● The problem:
Show every line containing "membrana" by copying it.

····················

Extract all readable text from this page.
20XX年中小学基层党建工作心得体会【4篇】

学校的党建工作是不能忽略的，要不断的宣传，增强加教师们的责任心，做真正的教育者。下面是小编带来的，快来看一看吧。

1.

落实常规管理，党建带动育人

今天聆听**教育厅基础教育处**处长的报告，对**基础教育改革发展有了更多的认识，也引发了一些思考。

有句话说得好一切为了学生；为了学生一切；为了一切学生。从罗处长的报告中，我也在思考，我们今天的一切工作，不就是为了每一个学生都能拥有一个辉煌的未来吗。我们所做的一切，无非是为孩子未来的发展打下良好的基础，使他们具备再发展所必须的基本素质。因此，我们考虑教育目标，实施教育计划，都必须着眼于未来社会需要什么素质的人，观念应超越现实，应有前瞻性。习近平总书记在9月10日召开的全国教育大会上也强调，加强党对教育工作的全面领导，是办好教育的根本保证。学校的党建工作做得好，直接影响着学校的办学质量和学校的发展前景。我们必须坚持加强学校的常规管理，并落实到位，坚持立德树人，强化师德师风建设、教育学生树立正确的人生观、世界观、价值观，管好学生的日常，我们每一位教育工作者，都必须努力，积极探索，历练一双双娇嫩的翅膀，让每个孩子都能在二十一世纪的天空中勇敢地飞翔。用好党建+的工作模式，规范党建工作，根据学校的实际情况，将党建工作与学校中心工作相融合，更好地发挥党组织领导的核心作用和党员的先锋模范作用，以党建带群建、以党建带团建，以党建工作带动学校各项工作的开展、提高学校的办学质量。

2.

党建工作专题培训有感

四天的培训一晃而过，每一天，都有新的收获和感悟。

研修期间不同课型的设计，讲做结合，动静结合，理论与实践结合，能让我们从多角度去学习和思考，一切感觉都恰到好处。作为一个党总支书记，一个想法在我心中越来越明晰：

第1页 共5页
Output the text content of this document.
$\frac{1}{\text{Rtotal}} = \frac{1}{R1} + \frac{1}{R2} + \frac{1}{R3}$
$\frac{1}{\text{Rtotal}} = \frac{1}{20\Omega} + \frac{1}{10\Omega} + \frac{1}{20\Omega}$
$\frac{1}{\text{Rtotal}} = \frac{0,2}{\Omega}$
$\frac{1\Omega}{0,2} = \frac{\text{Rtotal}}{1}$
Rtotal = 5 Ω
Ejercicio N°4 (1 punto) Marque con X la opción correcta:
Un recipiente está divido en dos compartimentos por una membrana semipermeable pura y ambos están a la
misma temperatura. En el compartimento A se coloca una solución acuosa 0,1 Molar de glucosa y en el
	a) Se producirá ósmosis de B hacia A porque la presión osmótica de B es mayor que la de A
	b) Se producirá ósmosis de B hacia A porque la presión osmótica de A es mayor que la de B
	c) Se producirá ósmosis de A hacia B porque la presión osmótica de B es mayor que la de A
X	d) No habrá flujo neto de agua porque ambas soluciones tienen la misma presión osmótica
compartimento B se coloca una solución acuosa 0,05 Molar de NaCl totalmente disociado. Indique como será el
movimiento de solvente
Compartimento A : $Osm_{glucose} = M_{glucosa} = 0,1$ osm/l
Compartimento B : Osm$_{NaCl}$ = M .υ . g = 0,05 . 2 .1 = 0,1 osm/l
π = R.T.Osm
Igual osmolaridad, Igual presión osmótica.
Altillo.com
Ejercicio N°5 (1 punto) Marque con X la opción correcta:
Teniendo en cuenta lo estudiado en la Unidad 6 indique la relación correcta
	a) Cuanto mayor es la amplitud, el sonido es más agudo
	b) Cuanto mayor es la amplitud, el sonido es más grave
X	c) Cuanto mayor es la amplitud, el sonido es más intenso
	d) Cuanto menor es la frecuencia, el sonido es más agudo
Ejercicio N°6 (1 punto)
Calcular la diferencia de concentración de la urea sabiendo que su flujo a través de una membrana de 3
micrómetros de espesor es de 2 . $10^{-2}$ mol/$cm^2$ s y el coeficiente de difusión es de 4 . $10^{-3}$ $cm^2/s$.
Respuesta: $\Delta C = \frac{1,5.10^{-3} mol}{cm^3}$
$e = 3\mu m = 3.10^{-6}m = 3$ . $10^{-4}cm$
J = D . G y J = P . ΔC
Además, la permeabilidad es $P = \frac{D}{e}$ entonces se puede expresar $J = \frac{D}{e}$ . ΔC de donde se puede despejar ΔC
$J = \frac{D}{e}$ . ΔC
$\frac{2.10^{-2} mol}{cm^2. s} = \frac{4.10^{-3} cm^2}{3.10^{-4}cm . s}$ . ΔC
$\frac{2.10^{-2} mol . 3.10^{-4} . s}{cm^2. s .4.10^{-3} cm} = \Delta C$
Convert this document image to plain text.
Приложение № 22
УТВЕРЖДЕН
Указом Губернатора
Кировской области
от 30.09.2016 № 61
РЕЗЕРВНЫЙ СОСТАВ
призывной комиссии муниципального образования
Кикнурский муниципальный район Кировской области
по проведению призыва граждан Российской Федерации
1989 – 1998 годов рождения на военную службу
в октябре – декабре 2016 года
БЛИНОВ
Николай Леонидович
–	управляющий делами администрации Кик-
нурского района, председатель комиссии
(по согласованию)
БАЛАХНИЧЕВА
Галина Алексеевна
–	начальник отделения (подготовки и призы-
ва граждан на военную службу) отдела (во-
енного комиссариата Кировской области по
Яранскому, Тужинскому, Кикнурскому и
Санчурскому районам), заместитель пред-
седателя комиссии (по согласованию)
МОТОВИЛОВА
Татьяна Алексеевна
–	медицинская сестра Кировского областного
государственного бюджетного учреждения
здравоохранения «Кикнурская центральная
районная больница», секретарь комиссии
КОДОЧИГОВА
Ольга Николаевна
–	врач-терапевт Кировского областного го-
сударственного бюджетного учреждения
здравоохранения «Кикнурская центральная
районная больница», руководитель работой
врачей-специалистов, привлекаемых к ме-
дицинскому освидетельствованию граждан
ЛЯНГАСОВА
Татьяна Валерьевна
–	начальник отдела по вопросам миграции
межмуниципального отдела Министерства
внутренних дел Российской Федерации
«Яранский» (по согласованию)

····················

● Result for this task:
Un recipiente está divido en dos compartimentos por una membrana semipermeable pura y ambos están a la
Calcular la diferencia de concentración de la urea sabiendo que su flujo a través de una membrana de 3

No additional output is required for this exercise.